*EXERCISE:* Copy out each line below that has the word "Hazard" in it.

## Start PROVIDED ENTRIES

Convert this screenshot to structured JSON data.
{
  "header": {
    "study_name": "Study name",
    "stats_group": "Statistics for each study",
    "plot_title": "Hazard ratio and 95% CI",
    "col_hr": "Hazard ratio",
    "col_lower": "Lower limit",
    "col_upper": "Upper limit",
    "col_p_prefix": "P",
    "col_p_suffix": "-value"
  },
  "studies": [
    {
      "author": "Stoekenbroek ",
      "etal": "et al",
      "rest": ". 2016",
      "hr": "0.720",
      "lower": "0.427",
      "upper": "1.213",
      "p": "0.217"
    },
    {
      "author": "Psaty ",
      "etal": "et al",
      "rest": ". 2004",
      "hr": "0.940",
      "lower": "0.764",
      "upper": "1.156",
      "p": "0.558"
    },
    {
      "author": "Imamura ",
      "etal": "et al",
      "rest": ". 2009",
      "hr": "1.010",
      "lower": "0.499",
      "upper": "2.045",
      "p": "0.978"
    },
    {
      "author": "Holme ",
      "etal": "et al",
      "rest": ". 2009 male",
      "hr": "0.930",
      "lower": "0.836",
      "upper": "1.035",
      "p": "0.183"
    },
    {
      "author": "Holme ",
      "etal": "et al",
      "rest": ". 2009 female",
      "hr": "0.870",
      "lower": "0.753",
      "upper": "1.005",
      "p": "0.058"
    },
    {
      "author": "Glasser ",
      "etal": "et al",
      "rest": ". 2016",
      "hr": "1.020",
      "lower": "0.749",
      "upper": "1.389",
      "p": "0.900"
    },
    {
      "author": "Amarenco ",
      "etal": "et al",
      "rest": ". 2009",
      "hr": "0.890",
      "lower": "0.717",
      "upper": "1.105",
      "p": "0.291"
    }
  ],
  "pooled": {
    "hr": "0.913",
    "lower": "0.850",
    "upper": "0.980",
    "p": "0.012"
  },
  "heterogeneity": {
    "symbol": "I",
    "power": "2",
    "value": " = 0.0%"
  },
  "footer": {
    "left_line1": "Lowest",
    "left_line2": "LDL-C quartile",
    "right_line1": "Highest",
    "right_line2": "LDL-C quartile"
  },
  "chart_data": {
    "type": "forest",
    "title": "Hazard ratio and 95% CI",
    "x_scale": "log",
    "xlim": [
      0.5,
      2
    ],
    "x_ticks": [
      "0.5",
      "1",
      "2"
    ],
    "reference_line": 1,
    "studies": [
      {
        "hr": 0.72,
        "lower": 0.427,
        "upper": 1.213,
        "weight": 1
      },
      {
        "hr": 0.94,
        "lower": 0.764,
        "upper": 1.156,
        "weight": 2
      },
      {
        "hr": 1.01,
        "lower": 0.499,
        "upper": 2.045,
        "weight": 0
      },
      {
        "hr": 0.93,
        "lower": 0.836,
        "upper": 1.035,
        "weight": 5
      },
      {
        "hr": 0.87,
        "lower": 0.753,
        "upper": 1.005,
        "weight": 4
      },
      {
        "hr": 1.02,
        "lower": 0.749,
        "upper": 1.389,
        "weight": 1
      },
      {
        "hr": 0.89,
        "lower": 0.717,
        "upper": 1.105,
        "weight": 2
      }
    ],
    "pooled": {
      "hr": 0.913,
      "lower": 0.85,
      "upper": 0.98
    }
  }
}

## End PROVIDED ENTRIES

*EXERCISE ANSWER:*
    "plot_title": "Hazard ratio and 95% CI",
    "col_hr": "Hazard ratio",
    "title": "Hazard ratio and 95% CI",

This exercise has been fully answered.